# To be done:
Output each line exactly as it appears, skipping any embedded picture.

◆ ◆ ◆ ◆ ◆

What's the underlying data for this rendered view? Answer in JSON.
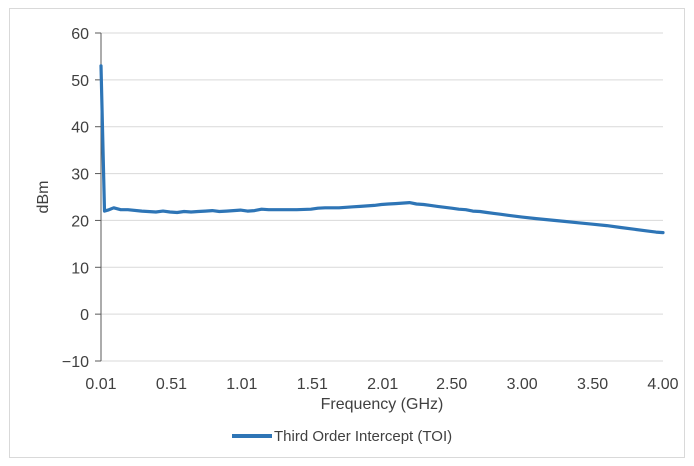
{
  "chart_data": {
    "type": "line",
    "title": "",
    "xlabel": "Frequency (GHz)",
    "ylabel": "dBm",
    "ylim": [
      -10,
      60
    ],
    "xlim": [
      0.01,
      4.0
    ],
    "grid": true,
    "legend_position": "bottom",
    "x_ticks": [
      "0.01",
      "0.51",
      "1.01",
      "1.51",
      "2.01",
      "2.50",
      "3.00",
      "3.50",
      "4.00"
    ],
    "x_tick_values": [
      0.01,
      0.51,
      1.01,
      1.51,
      2.01,
      2.5,
      3.0,
      3.5,
      4.0
    ],
    "y_ticks": [
      "60",
      "50",
      "40",
      "30",
      "20",
      "10",
      "0",
      "−10"
    ],
    "y_tick_values": [
      60,
      50,
      40,
      30,
      20,
      10,
      0,
      -10
    ],
    "series": [
      {
        "name": "Third Order Intercept (TOI)",
        "color": "#2e75b6",
        "x": [
          0.01,
          0.035,
          0.06,
          0.1,
          0.15,
          0.2,
          0.3,
          0.4,
          0.45,
          0.5,
          0.55,
          0.6,
          0.65,
          0.7,
          0.75,
          0.8,
          0.85,
          0.9,
          0.95,
          1.0,
          1.05,
          1.1,
          1.15,
          1.2,
          1.3,
          1.4,
          1.5,
          1.55,
          1.6,
          1.65,
          1.7,
          1.75,
          1.8,
          1.85,
          1.9,
          1.95,
          2.0,
          2.05,
          2.1,
          2.15,
          2.2,
          2.25,
          2.3,
          2.35,
          2.4,
          2.45,
          2.5,
          2.55,
          2.6,
          2.65,
          2.7,
          2.75,
          2.8,
          2.85,
          2.9,
          2.95,
          3.0,
          3.1,
          3.2,
          3.3,
          3.4,
          3.5,
          3.6,
          3.7,
          3.8,
          3.9,
          3.95,
          4.0
        ],
        "values": [
          53,
          22,
          22.2,
          22.7,
          22.3,
          22.3,
          22.0,
          21.8,
          22.0,
          21.8,
          21.7,
          21.9,
          21.8,
          21.9,
          22.0,
          22.1,
          21.9,
          22.0,
          22.1,
          22.2,
          22.0,
          22.1,
          22.4,
          22.3,
          22.3,
          22.3,
          22.4,
          22.6,
          22.7,
          22.7,
          22.7,
          22.8,
          22.9,
          23.0,
          23.1,
          23.2,
          23.4,
          23.5,
          23.6,
          23.7,
          23.8,
          23.5,
          23.4,
          23.2,
          23.0,
          22.8,
          22.6,
          22.4,
          22.3,
          22.0,
          21.9,
          21.7,
          21.5,
          21.3,
          21.1,
          20.9,
          20.7,
          20.4,
          20.1,
          19.8,
          19.5,
          19.2,
          18.9,
          18.5,
          18.1,
          17.7,
          17.5,
          17.4
        ]
      }
    ]
  }
}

◆ ◆ ◆ ◆ ◆

# Answer in full:
What's the underlying data for this rendered view? Answer in JSON.
{
  "chart_data": {
    "type": "line",
    "title": "",
    "xlabel": "Frequency (GHz)",
    "ylabel": "dBm",
    "ylim": [
      -10,
      60
    ],
    "xlim": [
      0.01,
      4.0
    ],
    "grid": true,
    "legend_position": "bottom",
    "x_ticks": [
      "0.01",
      "0.51",
      "1.01",
      "1.51",
      "2.01",
      "2.50",
      "3.00",
      "3.50",
      "4.00"
    ],
    "x_tick_values": [
      0.01,
      0.51,
      1.01,
      1.51,
      2.01,
      2.5,
      3.0,
      3.5,
      4.0
    ],
    "y_ticks": [
      "60",
      "50",
      "40",
      "30",
      "20",
      "10",
      "0",
      "−10"
    ],
    "y_tick_values": [
      60,
      50,
      40,
      30,
      20,
      10,
      0,
      -10
    ],
    "series": [
      {
        "name": "Third Order Intercept (TOI)",
        "color": "#2e75b6",
        "x": [
          0.01,
          0.035,
          0.06,
          0.1,
          0.15,
          0.2,
          0.3,
          0.4,
          0.45,
          0.5,
          0.55,
          0.6,
          0.65,
          0.7,
          0.75,
          0.8,
          0.85,
          0.9,
          0.95,
          1.0,
          1.05,
          1.1,
          1.15,
          1.2,
          1.3,
          1.4,
          1.5,
          1.55,
          1.6,
          1.65,
          1.7,
          1.75,
          1.8,
          1.85,
          1.9,
          1.95,
          2.0,
          2.05,
          2.1,
          2.15,
          2.2,
          2.25,
          2.3,
          2.35,
          2.4,
          2.45,
          2.5,
          2.55,
          2.6,
          2.65,
          2.7,
          2.75,
          2.8,
          2.85,
          2.9,
          2.95,
          3.0,
          3.1,
          3.2,
          3.3,
          3.4,
          3.5,
          3.6,
          3.7,
          3.8,
          3.9,
          3.95,
          4.0
        ],
        "values": [
          53,
          22,
          22.2,
          22.7,
          22.3,
          22.3,
          22.0,
          21.8,
          22.0,
          21.8,
          21.7,
          21.9,
          21.8,
          21.9,
          22.0,
          22.1,
          21.9,
          22.0,
          22.1,
          22.2,
          22.0,
          22.1,
          22.4,
          22.3,
          22.3,
          22.3,
          22.4,
          22.6,
          22.7,
          22.7,
          22.7,
          22.8,
          22.9,
          23.0,
          23.1,
          23.2,
          23.4,
          23.5,
          23.6,
          23.7,
          23.8,
          23.5,
          23.4,
          23.2,
          23.0,
          22.8,
          22.6,
          22.4,
          22.3,
          22.0,
          21.9,
          21.7,
          21.5,
          21.3,
          21.1,
          20.9,
          20.7,
          20.4,
          20.1,
          19.8,
          19.5,
          19.2,
          18.9,
          18.5,
          18.1,
          17.7,
          17.5,
          17.4
        ]
      }
    ]
  }
}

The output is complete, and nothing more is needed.